# Required task
Keep the pictures out and restate every record exactly.

[Begin]

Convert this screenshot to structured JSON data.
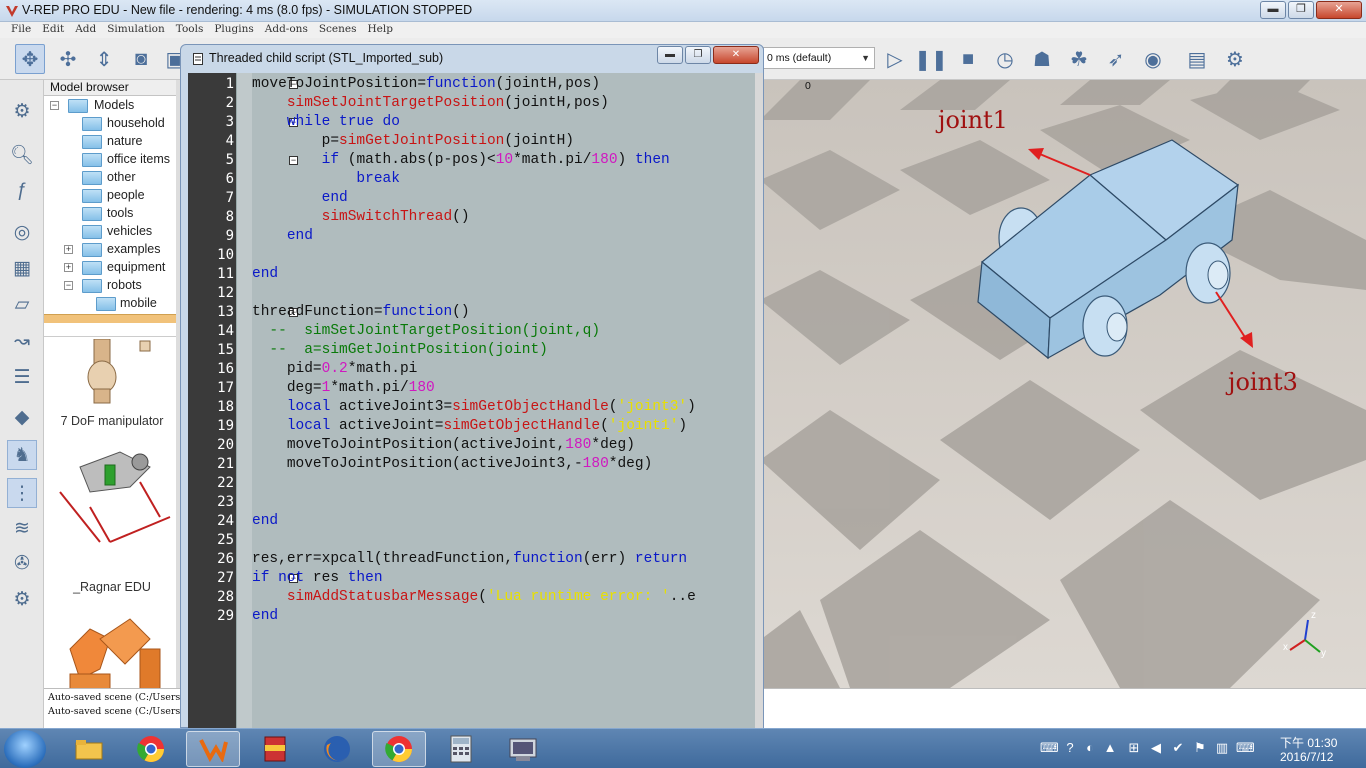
{
  "window": {
    "title": "V-REP PRO EDU - New file - rendering: 4 ms (8.0 fps) - SIMULATION STOPPED",
    "min_glyph": "▬",
    "max_glyph": "❐",
    "close_glyph": "✕"
  },
  "menu": [
    "File",
    "Edit",
    "Add",
    "Simulation",
    "Tools",
    "Plugins",
    "Add-ons",
    "Scenes",
    "Help"
  ],
  "toolbar": {
    "timestep_value": "0 ms (default)",
    "icons": [
      "move-icon",
      "object-shift-icon",
      "object-rotate-icon",
      "camera-icon",
      "play-icon",
      "pause-icon",
      "stop-icon",
      "realtime-icon",
      "slow-icon",
      "fast-icon",
      "threaded-icon",
      "visualization-icon",
      "scene-objects-icon",
      "selection-icon"
    ]
  },
  "model_browser": {
    "header": "Model browser",
    "tree": [
      {
        "label": "Models",
        "level": 0,
        "expander": "−"
      },
      {
        "label": "household",
        "level": 1
      },
      {
        "label": "nature",
        "level": 1
      },
      {
        "label": "office items",
        "level": 1
      },
      {
        "label": "other",
        "level": 1
      },
      {
        "label": "people",
        "level": 1
      },
      {
        "label": "tools",
        "level": 1
      },
      {
        "label": "vehicles",
        "level": 1
      },
      {
        "label": "examples",
        "level": 1,
        "expander": "+"
      },
      {
        "label": "equipment",
        "level": 1,
        "expander": "+"
      },
      {
        "label": "robots",
        "level": 1,
        "expander": "−"
      },
      {
        "label": "mobile",
        "level": 2
      }
    ],
    "thumbnails": [
      "7 DoF manipulator",
      "_Ragnar EDU"
    ]
  },
  "status_lines": [
    "Auto-saved scene (C:/Users/use",
    "Auto-saved scene (C:/Users/use"
  ],
  "script_window": {
    "title": "Threaded child script (STL_Imported_sub)",
    "line_numbers": [
      "1",
      "2",
      "3",
      "4",
      "5",
      "6",
      "7",
      "8",
      "9",
      "10",
      "11",
      "12",
      "13",
      "14",
      "15",
      "16",
      "17",
      "18",
      "19",
      "20",
      "21",
      "22",
      "23",
      "24",
      "25",
      "26",
      "27",
      "28",
      "29"
    ],
    "fold_markers": [
      "⊟",
      "",
      "⊟",
      "",
      "⊟",
      "",
      "",
      "",
      "",
      "",
      "",
      "",
      "⊟",
      "",
      "",
      "",
      "",
      "",
      "",
      "",
      "",
      "",
      "",
      "",
      "",
      "",
      "⊟",
      "",
      ""
    ],
    "code_lines": [
      "moveToJointPosition=function(jointH,pos)",
      "    simSetJointTargetPosition(jointH,pos)",
      "    while true do",
      "        p=simGetJointPosition(jointH)",
      "        if (math.abs(p-pos)<10*math.pi/180) then",
      "            break",
      "        end",
      "        simSwitchThread()",
      "    end",
      "",
      "end",
      "",
      "threadFunction=function()",
      "  --  simSetJointTargetPosition(joint,q)",
      "  --  a=simGetJointPosition(joint)",
      "    pid=0.2*math.pi",
      "    deg=1*math.pi/180",
      "    local activeJoint3=simGetObjectHandle('joint3')",
      "    local activeJoint=simGetObjectHandle('joint1')",
      "    moveToJointPosition(activeJoint,180*deg)",
      "    moveToJointPosition(activeJoint3,-180*deg)",
      "",
      "",
      "end",
      "",
      "res,err=xpcall(threadFunction,function(err) return",
      "if not res then",
      "    simAddStatusbarMessage('Lua runtime error: '..e",
      "end"
    ]
  },
  "scene": {
    "zero_label": "0",
    "joint1_label": "joint1",
    "joint3_label": "joint3",
    "axis_x": "x",
    "axis_y": "y",
    "axis_z": "z"
  },
  "taskbar": {
    "apps": [
      "explorer",
      "chrome",
      "vrep",
      "winrar",
      "firefox",
      "chrome-active",
      "calculator",
      "network"
    ],
    "time": "下午 01:30",
    "date": "2016/7/12"
  },
  "colors": {
    "keyword": "#0a18c8",
    "function": "#c81414",
    "number": "#d018c0",
    "string": "#e8e000",
    "comment": "#0a7a0a",
    "annotation": "#a01010"
  }
}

[End]

# Solution below
Convert this screenshot to structured JSON data.
{
  "window": {
    "title": "V-REP PRO EDU - New file - rendering: 4 ms (8.0 fps) - SIMULATION STOPPED",
    "min_glyph": "▬",
    "max_glyph": "❐",
    "close_glyph": "✕"
  },
  "menu": [
    "File",
    "Edit",
    "Add",
    "Simulation",
    "Tools",
    "Plugins",
    "Add-ons",
    "Scenes",
    "Help"
  ],
  "toolbar": {
    "timestep_value": "0 ms (default)",
    "icons": [
      "move-icon",
      "object-shift-icon",
      "object-rotate-icon",
      "camera-icon",
      "play-icon",
      "pause-icon",
      "stop-icon",
      "realtime-icon",
      "slow-icon",
      "fast-icon",
      "threaded-icon",
      "visualization-icon",
      "scene-objects-icon",
      "selection-icon"
    ]
  },
  "model_browser": {
    "header": "Model browser",
    "tree": [
      {
        "label": "Models",
        "level": 0,
        "expander": "−"
      },
      {
        "label": "household",
        "level": 1
      },
      {
        "label": "nature",
        "level": 1
      },
      {
        "label": "office items",
        "level": 1
      },
      {
        "label": "other",
        "level": 1
      },
      {
        "label": "people",
        "level": 1
      },
      {
        "label": "tools",
        "level": 1
      },
      {
        "label": "vehicles",
        "level": 1
      },
      {
        "label": "examples",
        "level": 1,
        "expander": "+"
      },
      {
        "label": "equipment",
        "level": 1,
        "expander": "+"
      },
      {
        "label": "robots",
        "level": 1,
        "expander": "−"
      },
      {
        "label": "mobile",
        "level": 2
      }
    ],
    "thumbnails": [
      "7 DoF manipulator",
      "_Ragnar EDU"
    ]
  },
  "status_lines": [
    "Auto-saved scene (C:/Users/use",
    "Auto-saved scene (C:/Users/use"
  ],
  "script_window": {
    "title": "Threaded child script (STL_Imported_sub)",
    "line_numbers": [
      "1",
      "2",
      "3",
      "4",
      "5",
      "6",
      "7",
      "8",
      "9",
      "10",
      "11",
      "12",
      "13",
      "14",
      "15",
      "16",
      "17",
      "18",
      "19",
      "20",
      "21",
      "22",
      "23",
      "24",
      "25",
      "26",
      "27",
      "28",
      "29"
    ],
    "fold_markers": [
      "⊟",
      "",
      "⊟",
      "",
      "⊟",
      "",
      "",
      "",
      "",
      "",
      "",
      "",
      "⊟",
      "",
      "",
      "",
      "",
      "",
      "",
      "",
      "",
      "",
      "",
      "",
      "",
      "",
      "⊟",
      "",
      ""
    ],
    "code_lines": [
      "moveToJointPosition=function(jointH,pos)",
      "    simSetJointTargetPosition(jointH,pos)",
      "    while true do",
      "        p=simGetJointPosition(jointH)",
      "        if (math.abs(p-pos)<10*math.pi/180) then",
      "            break",
      "        end",
      "        simSwitchThread()",
      "    end",
      "",
      "end",
      "",
      "threadFunction=function()",
      "  --  simSetJointTargetPosition(joint,q)",
      "  --  a=simGetJointPosition(joint)",
      "    pid=0.2*math.pi",
      "    deg=1*math.pi/180",
      "    local activeJoint3=simGetObjectHandle('joint3')",
      "    local activeJoint=simGetObjectHandle('joint1')",
      "    moveToJointPosition(activeJoint,180*deg)",
      "    moveToJointPosition(activeJoint3,-180*deg)",
      "",
      "",
      "end",
      "",
      "res,err=xpcall(threadFunction,function(err) return",
      "if not res then",
      "    simAddStatusbarMessage('Lua runtime error: '..e",
      "end"
    ]
  },
  "scene": {
    "zero_label": "0",
    "joint1_label": "joint1",
    "joint3_label": "joint3",
    "axis_x": "x",
    "axis_y": "y",
    "axis_z": "z"
  },
  "taskbar": {
    "apps": [
      "explorer",
      "chrome",
      "vrep",
      "winrar",
      "firefox",
      "chrome-active",
      "calculator",
      "network"
    ],
    "time": "下午 01:30",
    "date": "2016/7/12"
  },
  "colors": {
    "keyword": "#0a18c8",
    "function": "#c81414",
    "number": "#d018c0",
    "string": "#e8e000",
    "comment": "#0a7a0a",
    "annotation": "#a01010"
  }
}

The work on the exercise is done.